▶ **Document text**:
I am still dealing in my head with Agent X’s article „Prophets of Consumerist Doom“. We entered a serious debate over at his blog and I have also added an article on my blog to the discussion.

As I want to keep things more approachable also for other readers, I write another blog article rather than another comment on the Fat Beggar’s School of Prophet’s blog. After all, the Web 2.0 was about building up networks, right. Maybe some of my readers wants to jump in to the discussion and write an article on his/her blog…

But before I get deeper into the discussion, I think it is necessary for the sake of clearing premisses, that I write a bit about how I see the bible. Because honestly, I feel like the different approaches towards the bible without clearing them for oneself and for others, brings most of today’s misunderstandings about. And in the end, it is all about calling others names like heathens and infidels and what not. I think we need to understand first, as understanding makes love easier and love hinders condemnation.

So let’s talk a bit about what the bible is – in my opinion – and how to use the bible and what to get from it, using it that way.

▶ **Rows**:
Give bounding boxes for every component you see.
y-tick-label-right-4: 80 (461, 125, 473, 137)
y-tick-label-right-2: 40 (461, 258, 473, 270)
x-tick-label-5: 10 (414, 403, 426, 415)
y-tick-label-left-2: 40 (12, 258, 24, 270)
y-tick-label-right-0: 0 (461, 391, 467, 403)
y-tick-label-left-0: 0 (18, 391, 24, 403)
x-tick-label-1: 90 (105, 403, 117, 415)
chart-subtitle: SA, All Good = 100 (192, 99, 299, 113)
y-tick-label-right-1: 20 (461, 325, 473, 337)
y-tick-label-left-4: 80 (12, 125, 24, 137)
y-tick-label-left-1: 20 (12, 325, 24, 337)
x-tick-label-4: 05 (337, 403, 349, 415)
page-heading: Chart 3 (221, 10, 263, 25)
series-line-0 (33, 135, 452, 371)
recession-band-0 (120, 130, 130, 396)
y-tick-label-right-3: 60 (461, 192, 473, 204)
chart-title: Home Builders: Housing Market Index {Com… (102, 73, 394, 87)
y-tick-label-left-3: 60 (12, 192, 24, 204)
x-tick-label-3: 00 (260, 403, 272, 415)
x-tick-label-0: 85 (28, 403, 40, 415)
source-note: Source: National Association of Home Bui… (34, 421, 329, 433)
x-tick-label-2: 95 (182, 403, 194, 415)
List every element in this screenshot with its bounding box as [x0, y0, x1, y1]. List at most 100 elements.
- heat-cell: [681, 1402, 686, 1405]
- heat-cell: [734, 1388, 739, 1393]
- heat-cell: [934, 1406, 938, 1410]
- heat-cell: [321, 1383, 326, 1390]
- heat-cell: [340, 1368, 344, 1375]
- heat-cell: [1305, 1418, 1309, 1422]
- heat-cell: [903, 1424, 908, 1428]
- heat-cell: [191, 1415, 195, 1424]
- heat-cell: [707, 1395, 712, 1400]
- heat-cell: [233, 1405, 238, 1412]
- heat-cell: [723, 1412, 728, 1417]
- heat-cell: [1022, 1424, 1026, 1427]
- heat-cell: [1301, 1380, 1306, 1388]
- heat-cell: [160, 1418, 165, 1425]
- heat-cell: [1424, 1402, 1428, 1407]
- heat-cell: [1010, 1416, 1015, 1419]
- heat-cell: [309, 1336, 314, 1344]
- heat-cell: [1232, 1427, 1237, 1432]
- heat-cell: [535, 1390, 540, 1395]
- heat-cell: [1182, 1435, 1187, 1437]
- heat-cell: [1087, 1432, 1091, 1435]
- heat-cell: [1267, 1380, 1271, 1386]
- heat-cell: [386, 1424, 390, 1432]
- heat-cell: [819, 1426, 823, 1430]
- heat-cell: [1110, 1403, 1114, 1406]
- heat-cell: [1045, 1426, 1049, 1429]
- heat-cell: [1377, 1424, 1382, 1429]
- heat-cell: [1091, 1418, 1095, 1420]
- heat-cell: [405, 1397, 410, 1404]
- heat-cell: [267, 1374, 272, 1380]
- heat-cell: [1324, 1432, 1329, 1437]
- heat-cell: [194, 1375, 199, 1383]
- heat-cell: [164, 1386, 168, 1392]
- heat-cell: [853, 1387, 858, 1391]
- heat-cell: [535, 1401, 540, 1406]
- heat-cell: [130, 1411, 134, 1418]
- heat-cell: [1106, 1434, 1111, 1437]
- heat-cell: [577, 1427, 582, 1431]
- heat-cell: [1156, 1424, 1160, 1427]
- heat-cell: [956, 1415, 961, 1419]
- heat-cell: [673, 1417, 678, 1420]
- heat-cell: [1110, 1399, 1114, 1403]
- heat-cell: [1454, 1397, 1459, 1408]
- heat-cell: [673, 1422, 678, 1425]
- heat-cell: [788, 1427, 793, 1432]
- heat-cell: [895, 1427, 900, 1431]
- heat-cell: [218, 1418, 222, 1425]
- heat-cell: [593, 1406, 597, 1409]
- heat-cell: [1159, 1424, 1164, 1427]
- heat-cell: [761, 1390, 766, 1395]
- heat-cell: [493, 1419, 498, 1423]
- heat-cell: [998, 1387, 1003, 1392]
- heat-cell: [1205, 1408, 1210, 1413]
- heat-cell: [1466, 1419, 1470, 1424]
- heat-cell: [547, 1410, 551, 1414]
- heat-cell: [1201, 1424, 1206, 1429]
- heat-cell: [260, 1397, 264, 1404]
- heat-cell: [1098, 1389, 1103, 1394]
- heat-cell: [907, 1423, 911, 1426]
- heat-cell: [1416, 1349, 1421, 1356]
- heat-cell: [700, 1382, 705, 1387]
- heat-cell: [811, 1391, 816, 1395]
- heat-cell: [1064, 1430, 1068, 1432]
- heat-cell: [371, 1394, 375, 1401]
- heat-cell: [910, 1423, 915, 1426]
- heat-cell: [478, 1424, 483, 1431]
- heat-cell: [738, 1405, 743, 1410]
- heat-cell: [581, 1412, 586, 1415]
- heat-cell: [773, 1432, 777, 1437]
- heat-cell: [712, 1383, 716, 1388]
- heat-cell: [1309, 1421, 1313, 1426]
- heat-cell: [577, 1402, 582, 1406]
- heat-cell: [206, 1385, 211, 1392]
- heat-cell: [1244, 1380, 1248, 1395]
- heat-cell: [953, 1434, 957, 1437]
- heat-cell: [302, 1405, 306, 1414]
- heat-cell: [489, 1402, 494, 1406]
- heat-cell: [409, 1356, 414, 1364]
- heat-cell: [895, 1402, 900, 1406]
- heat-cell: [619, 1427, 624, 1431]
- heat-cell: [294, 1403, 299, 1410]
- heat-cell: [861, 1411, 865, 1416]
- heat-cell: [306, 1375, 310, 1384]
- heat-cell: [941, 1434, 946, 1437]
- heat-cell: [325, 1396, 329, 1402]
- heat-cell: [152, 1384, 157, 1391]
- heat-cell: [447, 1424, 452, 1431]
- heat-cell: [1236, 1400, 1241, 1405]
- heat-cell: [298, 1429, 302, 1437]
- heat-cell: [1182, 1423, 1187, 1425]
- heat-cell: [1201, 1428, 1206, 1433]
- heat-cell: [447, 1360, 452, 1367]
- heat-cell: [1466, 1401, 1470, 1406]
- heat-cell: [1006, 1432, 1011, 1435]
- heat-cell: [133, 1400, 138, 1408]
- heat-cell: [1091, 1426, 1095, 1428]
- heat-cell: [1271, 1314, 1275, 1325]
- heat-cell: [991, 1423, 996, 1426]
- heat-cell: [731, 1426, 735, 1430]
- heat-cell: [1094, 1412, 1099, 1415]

▶ **Problems to work on**:
1. Reproduce word for word the passage in the blog post about reading the bible that begins with "I am still dealing" and ends with "to the discussion.".
2. Continue the blog post about reading the bible, picking up right after its final sentence.

▶ **Expected results**:
1.
I am still dealing in my head with Agent X’s article „Prophets of Consumerist Doom“. We entered a serious debate over at his blog and I have also added an article on my blog to the discussion.

2.
What is the bible?

Stupid questions get stupid answers, and so one could be tempted to say: „A book.“ Right as the answer is on the one hand, it appears to bring us no further in our quest – or does it?

Because, being a book, one could presume several things, for example, that there need to be one or several author(s). Also, books do have one or several purpose(s). Both is true for the bible, and both is, as I think, a matter of intense debate.

So who is the author of the bible? Some might feel tempted to say „God“, but I hesitate, because not even the bible says so. God is nowhere in the bible said to have put up a pen and written down any one book of the bible, or even the bible as a whole. He didn’t. There’s no such claim. So I won’t make this claim up. I stick with what we know of authorships (to some extent by the bible itself), that there were several human beings (most of all men from the middle east) who wrote down parts of the bible each.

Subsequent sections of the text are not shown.